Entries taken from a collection
◆ ◆ ◆ ◆

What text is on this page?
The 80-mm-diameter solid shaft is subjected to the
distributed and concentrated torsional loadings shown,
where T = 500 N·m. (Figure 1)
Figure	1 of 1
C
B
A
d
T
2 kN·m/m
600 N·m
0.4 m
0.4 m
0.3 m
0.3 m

◆ ◆ ◆ ◆

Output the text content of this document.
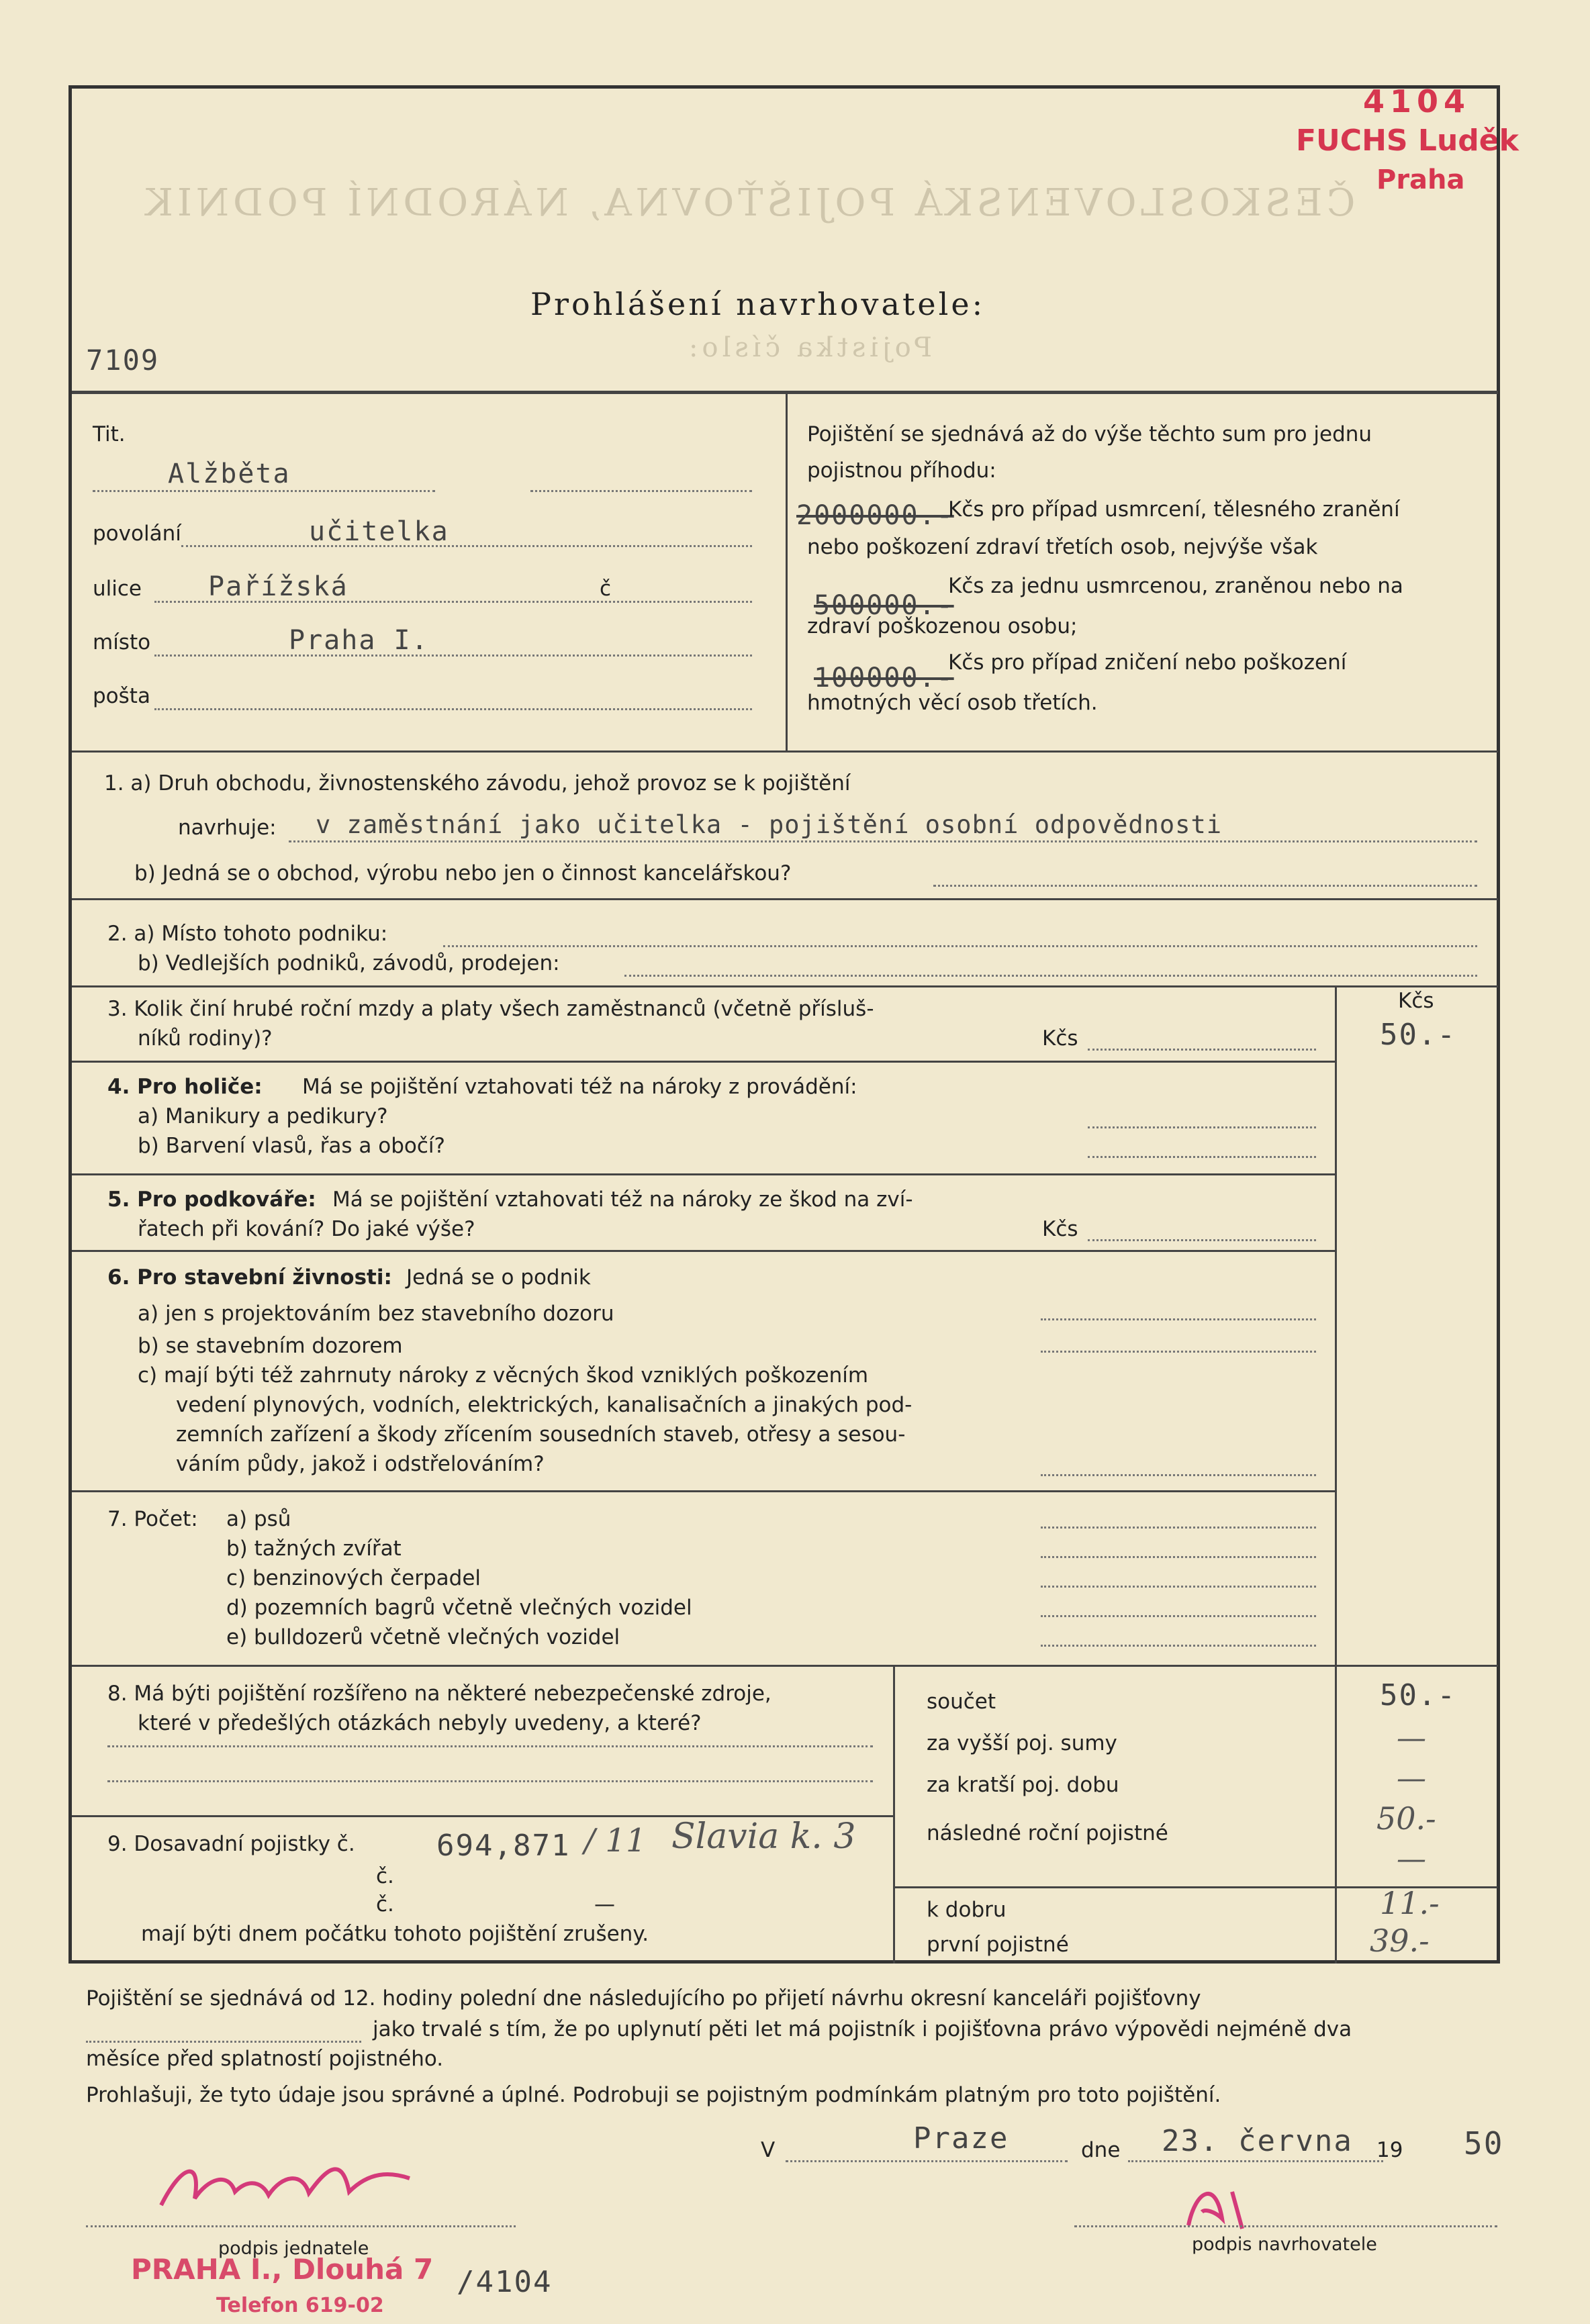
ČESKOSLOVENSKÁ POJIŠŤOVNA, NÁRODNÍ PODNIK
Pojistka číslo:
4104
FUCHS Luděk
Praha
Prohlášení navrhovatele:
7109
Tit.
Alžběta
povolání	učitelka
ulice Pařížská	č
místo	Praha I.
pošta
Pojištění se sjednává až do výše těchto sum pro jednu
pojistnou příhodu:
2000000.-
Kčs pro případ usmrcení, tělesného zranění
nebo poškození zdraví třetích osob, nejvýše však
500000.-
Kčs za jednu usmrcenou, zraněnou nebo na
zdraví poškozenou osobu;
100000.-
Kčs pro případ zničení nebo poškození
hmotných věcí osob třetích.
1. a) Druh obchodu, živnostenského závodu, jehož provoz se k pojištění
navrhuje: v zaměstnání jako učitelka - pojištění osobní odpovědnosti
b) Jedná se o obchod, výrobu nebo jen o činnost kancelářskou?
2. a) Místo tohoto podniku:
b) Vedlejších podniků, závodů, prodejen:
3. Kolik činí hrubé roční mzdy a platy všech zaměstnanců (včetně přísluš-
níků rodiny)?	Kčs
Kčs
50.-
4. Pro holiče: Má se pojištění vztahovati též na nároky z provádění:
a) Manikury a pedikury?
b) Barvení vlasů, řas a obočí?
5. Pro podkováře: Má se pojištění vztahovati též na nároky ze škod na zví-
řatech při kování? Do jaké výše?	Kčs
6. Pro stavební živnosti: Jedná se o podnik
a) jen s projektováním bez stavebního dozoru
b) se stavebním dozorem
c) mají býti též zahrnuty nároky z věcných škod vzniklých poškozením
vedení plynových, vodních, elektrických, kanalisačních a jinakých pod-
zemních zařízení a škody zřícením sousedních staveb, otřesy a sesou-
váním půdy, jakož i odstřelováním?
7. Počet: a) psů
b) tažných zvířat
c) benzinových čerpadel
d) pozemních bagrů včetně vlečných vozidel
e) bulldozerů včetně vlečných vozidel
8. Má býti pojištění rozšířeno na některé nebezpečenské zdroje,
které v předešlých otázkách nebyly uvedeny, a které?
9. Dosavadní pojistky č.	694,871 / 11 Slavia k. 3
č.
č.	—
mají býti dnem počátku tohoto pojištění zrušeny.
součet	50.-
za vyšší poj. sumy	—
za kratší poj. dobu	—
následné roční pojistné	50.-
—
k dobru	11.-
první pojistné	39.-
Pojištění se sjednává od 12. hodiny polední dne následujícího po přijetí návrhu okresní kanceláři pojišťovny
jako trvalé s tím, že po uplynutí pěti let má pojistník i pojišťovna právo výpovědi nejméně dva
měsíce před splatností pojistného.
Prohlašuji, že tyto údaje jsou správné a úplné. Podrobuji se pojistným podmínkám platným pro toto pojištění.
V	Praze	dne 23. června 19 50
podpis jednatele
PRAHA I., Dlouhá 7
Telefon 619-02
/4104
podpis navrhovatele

◆ ◆ ◆ ◆

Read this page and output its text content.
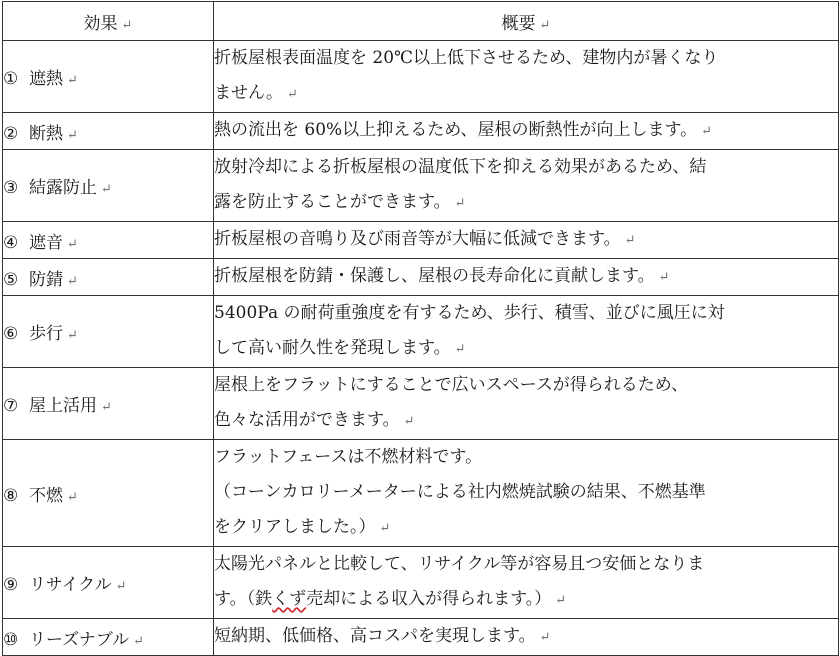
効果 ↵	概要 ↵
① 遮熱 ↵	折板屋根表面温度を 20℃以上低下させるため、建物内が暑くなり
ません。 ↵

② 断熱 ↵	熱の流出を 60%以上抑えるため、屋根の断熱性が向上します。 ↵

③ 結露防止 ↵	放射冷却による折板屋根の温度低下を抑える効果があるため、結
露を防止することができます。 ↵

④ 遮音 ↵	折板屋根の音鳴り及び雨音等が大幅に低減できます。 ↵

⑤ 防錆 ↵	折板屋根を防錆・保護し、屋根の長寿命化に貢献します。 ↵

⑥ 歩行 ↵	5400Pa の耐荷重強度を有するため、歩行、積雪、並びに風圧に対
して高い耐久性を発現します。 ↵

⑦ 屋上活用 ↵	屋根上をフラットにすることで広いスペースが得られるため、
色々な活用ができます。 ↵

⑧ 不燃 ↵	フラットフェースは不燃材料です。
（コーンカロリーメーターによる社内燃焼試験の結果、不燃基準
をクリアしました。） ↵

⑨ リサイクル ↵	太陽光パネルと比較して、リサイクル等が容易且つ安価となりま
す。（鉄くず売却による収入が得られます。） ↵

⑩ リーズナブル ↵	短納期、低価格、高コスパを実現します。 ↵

◆ ◆ ◆ ◆

In the listing above, find each line with the word "vozidel" and copy it.

_WRITTEN ANSWER_
d) pozemních bagrů včetně vlečných vozidel
e) bulldozerů včetně vlečných vozidel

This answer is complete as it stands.